## Records provided
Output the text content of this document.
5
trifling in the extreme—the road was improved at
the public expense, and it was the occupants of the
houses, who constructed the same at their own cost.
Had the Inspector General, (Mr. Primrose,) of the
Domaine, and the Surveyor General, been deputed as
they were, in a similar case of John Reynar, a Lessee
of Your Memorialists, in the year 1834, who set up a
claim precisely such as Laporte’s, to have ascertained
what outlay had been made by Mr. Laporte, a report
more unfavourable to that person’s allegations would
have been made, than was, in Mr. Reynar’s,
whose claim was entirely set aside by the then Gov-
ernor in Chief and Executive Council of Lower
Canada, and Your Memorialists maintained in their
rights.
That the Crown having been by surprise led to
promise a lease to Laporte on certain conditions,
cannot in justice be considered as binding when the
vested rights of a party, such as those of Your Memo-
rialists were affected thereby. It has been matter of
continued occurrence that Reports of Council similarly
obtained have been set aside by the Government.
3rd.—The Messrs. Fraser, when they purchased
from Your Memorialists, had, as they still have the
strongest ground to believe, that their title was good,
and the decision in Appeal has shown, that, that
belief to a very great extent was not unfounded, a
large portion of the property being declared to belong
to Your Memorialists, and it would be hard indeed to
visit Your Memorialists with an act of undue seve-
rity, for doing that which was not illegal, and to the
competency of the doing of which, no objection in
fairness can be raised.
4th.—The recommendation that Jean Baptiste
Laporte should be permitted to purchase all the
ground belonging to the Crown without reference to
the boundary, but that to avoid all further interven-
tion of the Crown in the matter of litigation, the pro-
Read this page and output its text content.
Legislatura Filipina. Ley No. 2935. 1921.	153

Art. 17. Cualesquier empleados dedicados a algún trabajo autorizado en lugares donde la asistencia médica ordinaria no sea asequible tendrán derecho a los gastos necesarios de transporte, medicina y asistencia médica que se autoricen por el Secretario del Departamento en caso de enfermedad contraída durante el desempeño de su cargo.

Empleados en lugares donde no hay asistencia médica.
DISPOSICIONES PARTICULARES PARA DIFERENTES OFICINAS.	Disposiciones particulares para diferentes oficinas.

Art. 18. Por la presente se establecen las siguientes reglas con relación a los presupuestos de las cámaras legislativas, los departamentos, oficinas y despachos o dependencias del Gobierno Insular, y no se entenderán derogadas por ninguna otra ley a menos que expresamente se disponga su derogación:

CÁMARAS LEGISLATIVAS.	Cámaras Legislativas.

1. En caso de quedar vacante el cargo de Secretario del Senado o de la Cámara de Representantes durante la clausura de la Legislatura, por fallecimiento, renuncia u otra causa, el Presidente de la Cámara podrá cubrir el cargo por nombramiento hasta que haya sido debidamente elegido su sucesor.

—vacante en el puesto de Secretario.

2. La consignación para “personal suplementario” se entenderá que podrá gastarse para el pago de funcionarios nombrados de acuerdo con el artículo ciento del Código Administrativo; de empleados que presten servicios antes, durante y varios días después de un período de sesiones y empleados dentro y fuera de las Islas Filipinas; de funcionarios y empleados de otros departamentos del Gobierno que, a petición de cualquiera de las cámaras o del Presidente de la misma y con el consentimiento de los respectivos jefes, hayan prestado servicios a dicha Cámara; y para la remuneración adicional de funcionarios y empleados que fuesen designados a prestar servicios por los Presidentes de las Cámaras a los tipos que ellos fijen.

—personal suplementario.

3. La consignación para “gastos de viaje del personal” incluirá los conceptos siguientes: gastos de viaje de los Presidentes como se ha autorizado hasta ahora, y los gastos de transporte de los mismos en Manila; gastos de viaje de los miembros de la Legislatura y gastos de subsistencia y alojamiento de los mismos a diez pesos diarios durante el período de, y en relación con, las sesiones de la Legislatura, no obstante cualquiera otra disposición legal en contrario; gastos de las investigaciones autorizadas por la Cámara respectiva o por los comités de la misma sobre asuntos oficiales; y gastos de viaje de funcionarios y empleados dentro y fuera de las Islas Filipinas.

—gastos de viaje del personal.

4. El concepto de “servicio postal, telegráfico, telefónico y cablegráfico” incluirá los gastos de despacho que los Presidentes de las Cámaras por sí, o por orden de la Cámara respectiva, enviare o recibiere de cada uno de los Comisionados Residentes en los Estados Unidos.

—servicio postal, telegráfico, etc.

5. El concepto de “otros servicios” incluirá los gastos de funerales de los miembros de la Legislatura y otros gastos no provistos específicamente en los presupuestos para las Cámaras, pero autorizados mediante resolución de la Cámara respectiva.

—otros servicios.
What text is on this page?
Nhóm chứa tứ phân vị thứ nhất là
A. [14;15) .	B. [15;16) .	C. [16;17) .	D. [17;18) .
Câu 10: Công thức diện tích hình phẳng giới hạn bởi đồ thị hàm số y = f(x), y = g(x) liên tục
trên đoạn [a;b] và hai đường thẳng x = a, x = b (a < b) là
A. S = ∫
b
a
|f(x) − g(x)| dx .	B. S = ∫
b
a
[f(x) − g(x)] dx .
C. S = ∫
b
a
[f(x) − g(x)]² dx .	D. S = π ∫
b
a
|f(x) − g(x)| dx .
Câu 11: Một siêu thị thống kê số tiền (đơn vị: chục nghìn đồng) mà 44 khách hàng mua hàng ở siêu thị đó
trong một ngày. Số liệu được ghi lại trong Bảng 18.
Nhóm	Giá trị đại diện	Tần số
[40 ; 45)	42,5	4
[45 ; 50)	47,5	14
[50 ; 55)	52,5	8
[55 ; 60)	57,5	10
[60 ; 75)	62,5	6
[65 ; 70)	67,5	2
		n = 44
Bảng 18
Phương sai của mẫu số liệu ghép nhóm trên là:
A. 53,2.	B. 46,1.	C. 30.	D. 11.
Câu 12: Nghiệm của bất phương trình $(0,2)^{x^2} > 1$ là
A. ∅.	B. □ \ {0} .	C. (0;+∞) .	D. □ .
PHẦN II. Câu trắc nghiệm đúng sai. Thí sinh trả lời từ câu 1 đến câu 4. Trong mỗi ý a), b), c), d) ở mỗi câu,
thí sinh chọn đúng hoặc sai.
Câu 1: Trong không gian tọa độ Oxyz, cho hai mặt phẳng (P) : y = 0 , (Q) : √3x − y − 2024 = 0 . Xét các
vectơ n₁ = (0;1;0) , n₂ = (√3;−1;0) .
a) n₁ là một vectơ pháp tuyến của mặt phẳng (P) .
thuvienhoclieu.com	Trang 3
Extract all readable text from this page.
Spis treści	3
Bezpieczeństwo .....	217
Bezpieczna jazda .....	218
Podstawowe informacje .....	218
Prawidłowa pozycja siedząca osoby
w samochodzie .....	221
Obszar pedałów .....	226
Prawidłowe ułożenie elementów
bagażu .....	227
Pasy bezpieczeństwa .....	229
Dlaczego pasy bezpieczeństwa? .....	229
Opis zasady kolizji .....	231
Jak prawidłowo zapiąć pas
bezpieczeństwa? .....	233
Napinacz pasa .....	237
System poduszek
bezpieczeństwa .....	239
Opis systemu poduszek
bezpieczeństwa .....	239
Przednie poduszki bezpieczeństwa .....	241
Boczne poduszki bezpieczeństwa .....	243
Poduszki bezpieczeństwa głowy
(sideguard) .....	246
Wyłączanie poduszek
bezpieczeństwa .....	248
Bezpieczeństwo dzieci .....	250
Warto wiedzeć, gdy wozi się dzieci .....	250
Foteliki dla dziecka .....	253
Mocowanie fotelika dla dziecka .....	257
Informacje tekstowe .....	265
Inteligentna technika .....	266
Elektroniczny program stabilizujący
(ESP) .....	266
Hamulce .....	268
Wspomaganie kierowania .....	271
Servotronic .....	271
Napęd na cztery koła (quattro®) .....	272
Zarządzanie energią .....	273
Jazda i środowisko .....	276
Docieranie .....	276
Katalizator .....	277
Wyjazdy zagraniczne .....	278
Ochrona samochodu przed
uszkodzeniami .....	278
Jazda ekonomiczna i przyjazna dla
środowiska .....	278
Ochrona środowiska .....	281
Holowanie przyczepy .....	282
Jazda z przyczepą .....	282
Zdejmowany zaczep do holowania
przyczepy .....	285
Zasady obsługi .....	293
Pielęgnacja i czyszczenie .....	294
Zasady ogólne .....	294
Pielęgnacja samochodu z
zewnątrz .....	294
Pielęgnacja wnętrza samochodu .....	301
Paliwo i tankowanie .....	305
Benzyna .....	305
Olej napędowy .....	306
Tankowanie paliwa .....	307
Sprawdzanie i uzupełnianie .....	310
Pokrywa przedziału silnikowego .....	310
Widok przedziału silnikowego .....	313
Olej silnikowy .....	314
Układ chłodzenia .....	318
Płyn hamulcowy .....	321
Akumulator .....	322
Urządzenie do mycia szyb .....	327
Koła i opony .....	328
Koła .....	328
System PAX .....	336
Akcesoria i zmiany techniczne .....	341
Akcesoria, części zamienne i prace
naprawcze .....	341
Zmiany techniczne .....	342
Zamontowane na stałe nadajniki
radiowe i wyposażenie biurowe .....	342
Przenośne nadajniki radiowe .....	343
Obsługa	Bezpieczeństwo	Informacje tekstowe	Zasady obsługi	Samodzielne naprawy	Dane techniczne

## Directions for this task
Check each line above for the word "claim", and copy the lines where it appears.

## Final answer
claim precisely such as Laporte’s, to have ascertained
whose claim was entirely set aside by the then Gov-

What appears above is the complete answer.